— START Stored records —
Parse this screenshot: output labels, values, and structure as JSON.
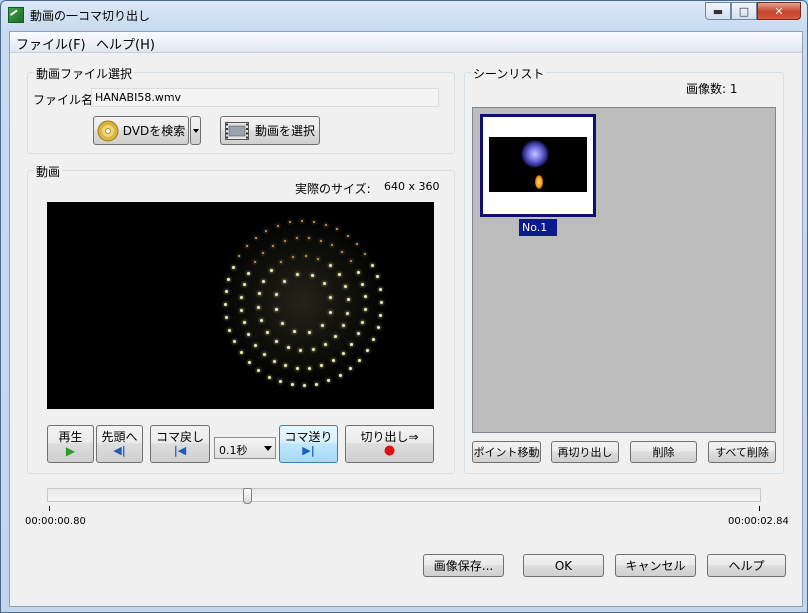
{
  "window": {
    "title": "動画の一コマ切り出し",
    "min_symbol": "▬",
    "max_symbol": "□",
    "close_symbol": "✕"
  },
  "menu": [
    "ファイル(F)",
    "ヘルプ(H)"
  ],
  "file_group": {
    "legend": "動画ファイル選択",
    "filename_label": "ファイル名:",
    "filename_value": "HANABI58.wmv",
    "dvd_button": "DVDを検索",
    "select_button": "動画を選択"
  },
  "video_group": {
    "legend": "動画",
    "size_label": "実際のサイズ:",
    "size_value": "640 x 360"
  },
  "controls": {
    "play": "再生",
    "to_start": "先頭へ",
    "step_back": "コマ戻し",
    "step_interval": "0.1秒",
    "step_forward": "コマ送り",
    "cut": "切り出し⇒",
    "play_glyph": "▶",
    "to_start_glyph": "◀|",
    "step_back_glyph": "|◀",
    "step_forward_glyph": "▶|",
    "cut_glyph": "●"
  },
  "scene_group": {
    "legend": "シーンリスト",
    "count_label": "画像数: 1",
    "items": [
      {
        "label": "No.1"
      }
    ],
    "move_point": "ポイント移動",
    "recut": "再切り出し",
    "delete": "削除",
    "delete_all": "すべて削除"
  },
  "timeline": {
    "start_time": "00:00:00.80",
    "end_time": "00:00:02.84",
    "position_fraction": 0.28
  },
  "footer": {
    "save_image": "画像保存...",
    "ok": "OK",
    "cancel": "キャンセル",
    "help": "ヘルプ"
  },
  "colors": {
    "play_glyph": "#2f9b2f",
    "nav_glyph": "#1a5fb4",
    "cut_glyph": "#e11111",
    "selection": "#0b1a8a"
  }
}
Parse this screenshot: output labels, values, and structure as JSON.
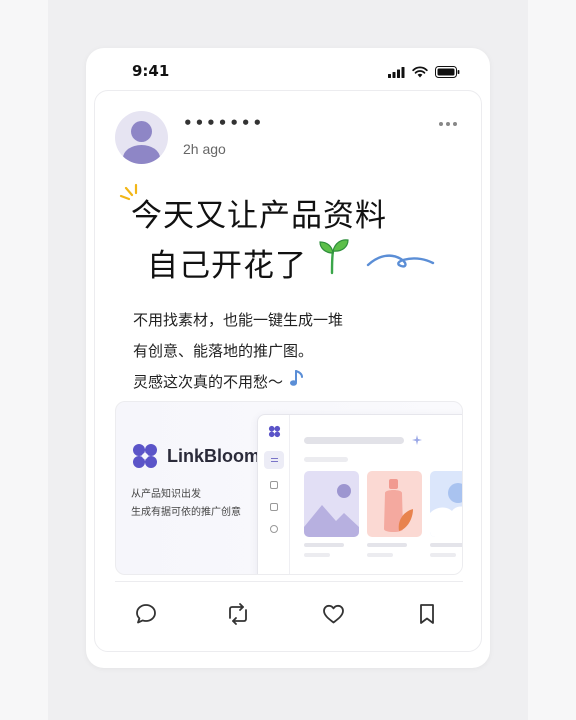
{
  "status_bar": {
    "time": "9:41"
  },
  "post": {
    "username": "•••••••",
    "timestamp": "2h ago",
    "headline_line1": "今天又让产品资料",
    "headline_line2": "自己开花了",
    "body_line1": "不用找素材，也能一键生成一堆",
    "body_line2": "有创意、能落地的推广图。",
    "body_line3": "灵感这次真的不用愁～"
  },
  "preview": {
    "brand_name": "LinkBloom",
    "tagline_line1": "从产品知识出发",
    "tagline_line2": "生成有据可依的推广创意"
  },
  "actions": {
    "icons": [
      "comment-icon",
      "repost-icon",
      "like-icon",
      "bookmark-icon"
    ]
  },
  "colors": {
    "brand": "#5b54c8",
    "accent_blue": "#5b8ed6",
    "sprout_green": "#3aa64a",
    "spark_yellow": "#f2b617"
  }
}
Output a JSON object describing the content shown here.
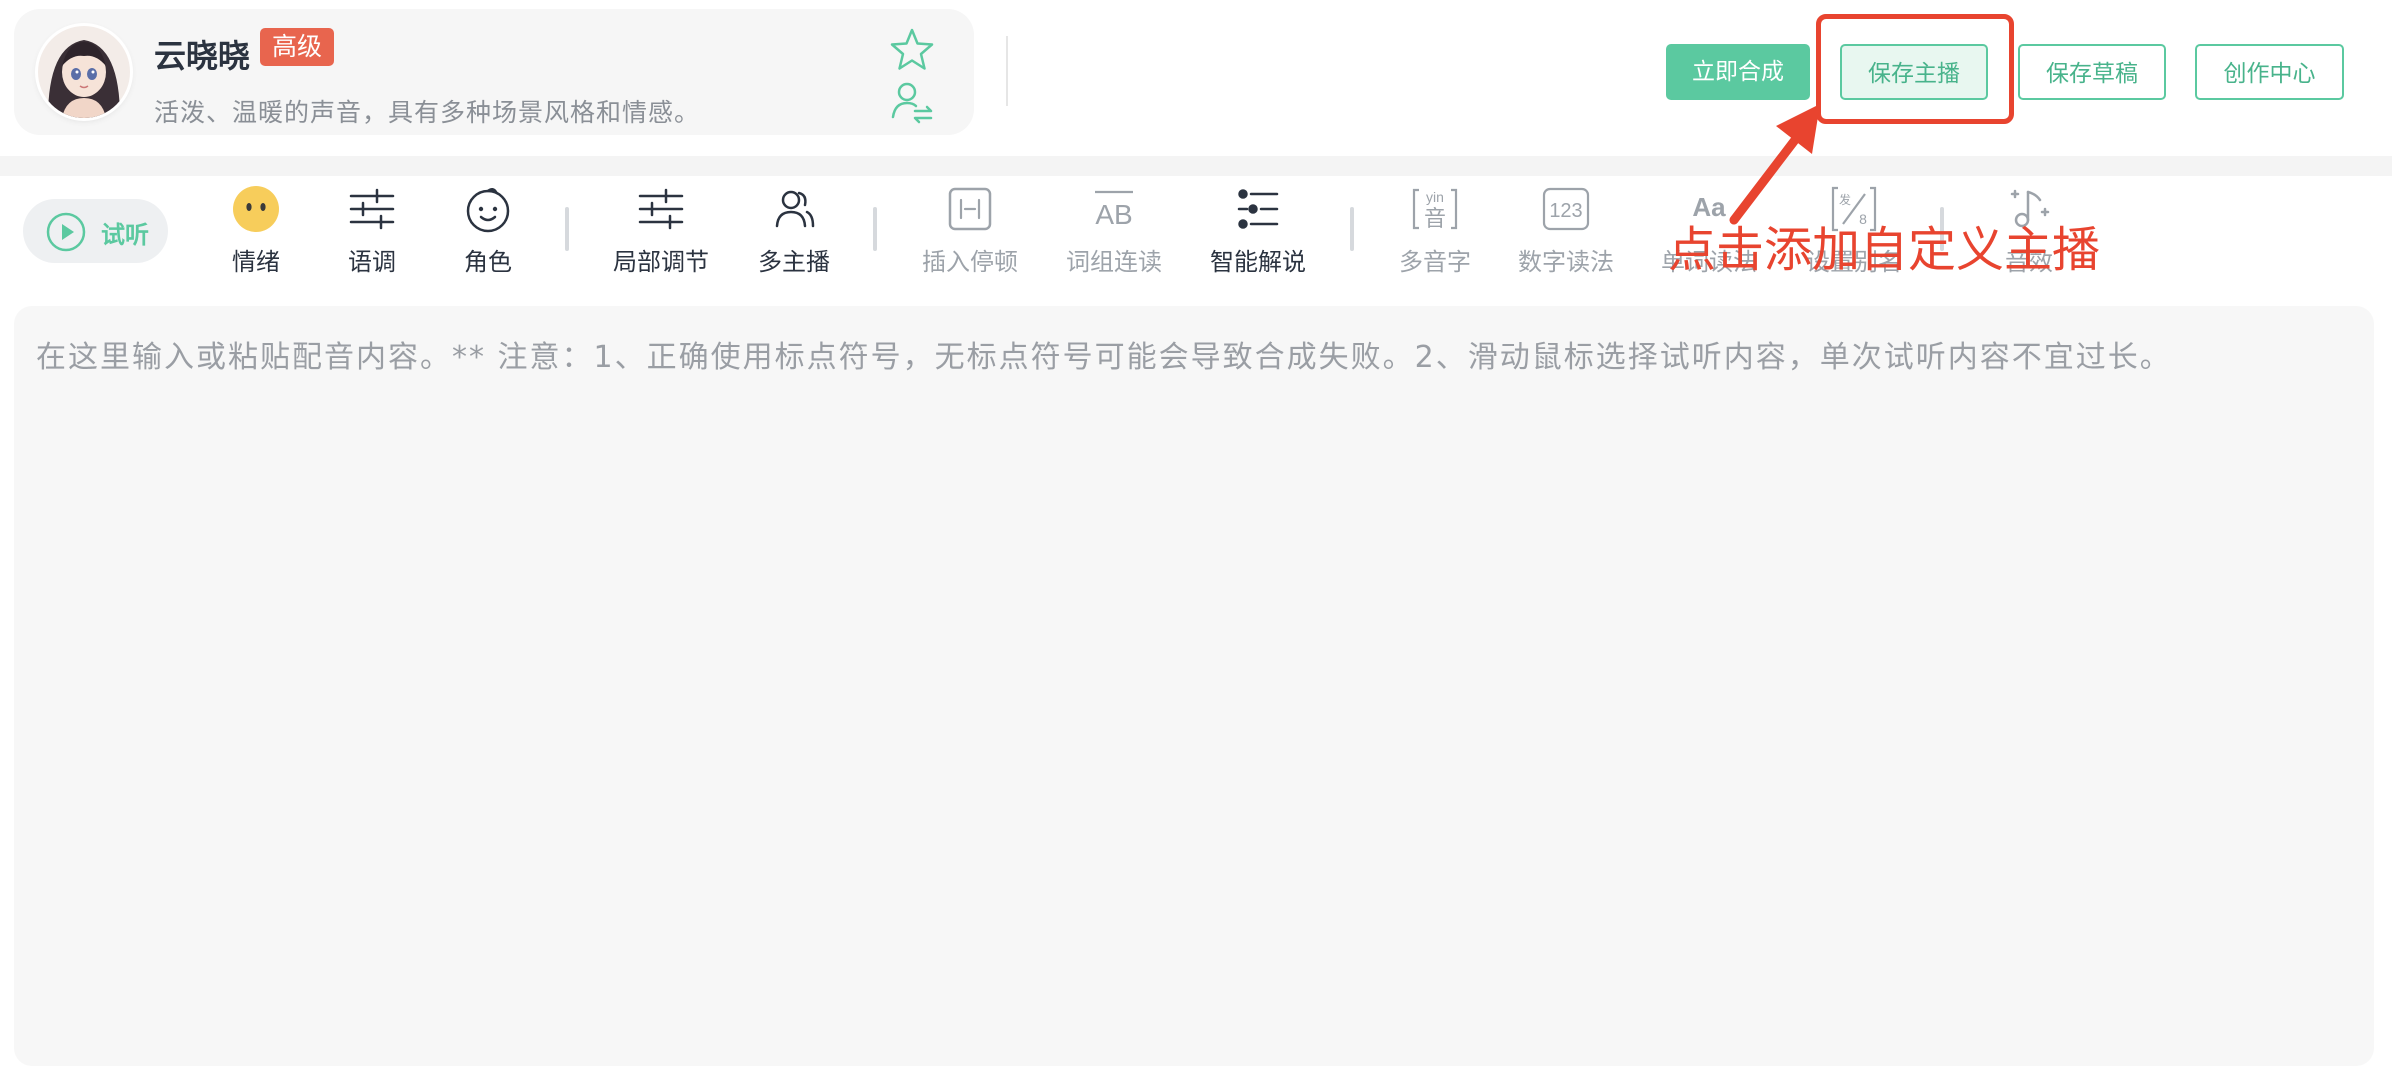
{
  "anchor": {
    "name": "云晓晓",
    "level": "高级",
    "description": "活泼、温暖的声音，具有多种场景风格和情感。",
    "icons": {
      "favorite": "star-outline-icon",
      "switch": "user-switch-icon"
    }
  },
  "header_buttons": {
    "synthesize": "立即合成",
    "save_anchor": "保存主播",
    "save_draft": "保存草稿",
    "creation_center": "创作中心"
  },
  "toolbar": {
    "preview": "试听",
    "items": [
      {
        "label": "情绪",
        "icon": "emotion-face-icon",
        "enabled": true
      },
      {
        "label": "语调",
        "icon": "sliders-icon",
        "enabled": true
      },
      {
        "label": "角色",
        "icon": "baby-face-icon",
        "enabled": true
      },
      {
        "label": "局部调节",
        "icon": "local-adjust-icon",
        "enabled": true
      },
      {
        "label": "多主播",
        "icon": "multi-user-icon",
        "enabled": true
      },
      {
        "label": "插入停顿",
        "icon": "pause-insert-icon",
        "enabled": false
      },
      {
        "label": "词组连读",
        "icon": "phrase-ab-icon",
        "enabled": false
      },
      {
        "label": "智能解说",
        "icon": "smart-narration-icon",
        "enabled": true
      },
      {
        "label": "多音字",
        "icon": "pinyin-icon",
        "enabled": false
      },
      {
        "label": "数字读法",
        "icon": "number-123-icon",
        "enabled": false
      },
      {
        "label": "单词读法",
        "icon": "word-aa-icon",
        "enabled": false
      },
      {
        "label": "设置别名",
        "icon": "alias-icon",
        "enabled": false
      },
      {
        "label": "音效",
        "icon": "sound-effect-icon",
        "enabled": false
      }
    ]
  },
  "annotation": {
    "text": "点击添加自定义主播",
    "color": "#e8442f"
  },
  "editor": {
    "placeholder": "在这里输入或粘贴配音内容。** 注意：1、正确使用标点符号，无标点符号可能会导致合成失败。2、滑动鼠标选择试听内容，单次试听内容不宜过长。"
  },
  "colors": {
    "accent": "#5bc9a0",
    "badge": "#e8654e",
    "annotation": "#e8442f"
  }
}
— END Stored records —
:: Aim of the task ::
Repeat each entry above word for word, leaving every picture out.

:: Output for this task ::
Parse this screenshot: output labels, values, and structure as JSON.
{
  "window": {
    "title": "動画の一コマ切り出し",
    "min_symbol": "▬",
    "max_symbol": "□",
    "close_symbol": "✕"
  },
  "menu": [
    "ファイル(F)",
    "ヘルプ(H)"
  ],
  "file_group": {
    "legend": "動画ファイル選択",
    "filename_label": "ファイル名:",
    "filename_value": "HANABI58.wmv",
    "dvd_button": "DVDを検索",
    "select_button": "動画を選択"
  },
  "video_group": {
    "legend": "動画",
    "size_label": "実際のサイズ:",
    "size_value": "640 x 360"
  },
  "controls": {
    "play": "再生",
    "to_start": "先頭へ",
    "step_back": "コマ戻し",
    "step_interval": "0.1秒",
    "step_forward": "コマ送り",
    "cut": "切り出し⇒",
    "play_glyph": "▶",
    "to_start_glyph": "◀|",
    "step_back_glyph": "|◀",
    "step_forward_glyph": "▶|",
    "cut_glyph": "●"
  },
  "scene_group": {
    "legend": "シーンリスト",
    "count_label": "画像数: 1",
    "items": [
      {
        "label": "No.1"
      }
    ],
    "move_point": "ポイント移動",
    "recut": "再切り出し",
    "delete": "削除",
    "delete_all": "すべて削除"
  },
  "timeline": {
    "start_time": "00:00:00.80",
    "end_time": "00:00:02.84",
    "position_fraction": 0.28
  },
  "footer": {
    "save_image": "画像保存...",
    "ok": "OK",
    "cancel": "キャンセル",
    "help": "ヘルプ"
  },
  "colors": {
    "play_glyph": "#2f9b2f",
    "nav_glyph": "#1a5fb4",
    "cut_glyph": "#e11111",
    "selection": "#0b1a8a"
  }
}
Parse this screenshot: output labels, values, and structure as JSON.
{
  "status_bar": {
    "time": "9:41"
  },
  "post": {
    "username": "•••••••",
    "timestamp": "2h ago",
    "headline_line1": "今天又让产品资料",
    "headline_line2": "自己开花了",
    "body_line1": "不用找素材，也能一键生成一堆",
    "body_line2": "有创意、能落地的推广图。",
    "body_line3": "灵感这次真的不用愁～"
  },
  "preview": {
    "brand_name": "LinkBloom",
    "tagline_line1": "从产品知识出发",
    "tagline_line2": "生成有据可依的推广创意"
  },
  "actions": {
    "icons": [
      "comment-icon",
      "repost-icon",
      "like-icon",
      "bookmark-icon"
    ]
  },
  "colors": {
    "brand": "#5b54c8",
    "accent_blue": "#5b8ed6",
    "sprout_green": "#3aa64a",
    "spark_yellow": "#f2b617"
  }
}
Output a JSON object describing the content shown here.
{
  "anchor": {
    "name": "云晓晓",
    "level": "高级",
    "description": "活泼、温暖的声音，具有多种场景风格和情感。",
    "icons": {
      "favorite": "star-outline-icon",
      "switch": "user-switch-icon"
    }
  },
  "header_buttons": {
    "synthesize": "立即合成",
    "save_anchor": "保存主播",
    "save_draft": "保存草稿",
    "creation_center": "创作中心"
  },
  "toolbar": {
    "preview": "试听",
    "items": [
      {
        "label": "情绪",
        "icon": "emotion-face-icon",
        "enabled": true
      },
      {
        "label": "语调",
        "icon": "sliders-icon",
        "enabled": true
      },
      {
        "label": "角色",
        "icon": "baby-face-icon",
        "enabled": true
      },
      {
        "label": "局部调节",
        "icon": "local-adjust-icon",
        "enabled": true
      },
      {
        "label": "多主播",
        "icon": "multi-user-icon",
        "enabled": true
      },
      {
        "label": "插入停顿",
        "icon": "pause-insert-icon",
        "enabled": false
      },
      {
        "label": "词组连读",
        "icon": "phrase-ab-icon",
        "enabled": false
      },
      {
        "label": "智能解说",
        "icon": "smart-narration-icon",
        "enabled": true
      },
      {
        "label": "多音字",
        "icon": "pinyin-icon",
        "enabled": false
      },
      {
        "label": "数字读法",
        "icon": "number-123-icon",
        "enabled": false
      },
      {
        "label": "单词读法",
        "icon": "word-aa-icon",
        "enabled": false
      },
      {
        "label": "设置别名",
        "icon": "alias-icon",
        "enabled": false
      },
      {
        "label": "音效",
        "icon": "sound-effect-icon",
        "enabled": false
      }
    ]
  },
  "annotation": {
    "text": "点击添加自定义主播",
    "color": "#e8442f"
  },
  "editor": {
    "placeholder": "在这里输入或粘贴配音内容。** 注意：1、正确使用标点符号，无标点符号可能会导致合成失败。2、滑动鼠标选择试听内容，单次试听内容不宜过长。"
  },
  "colors": {
    "accent": "#5bc9a0",
    "badge": "#e8654e",
    "annotation": "#e8442f"
  }
}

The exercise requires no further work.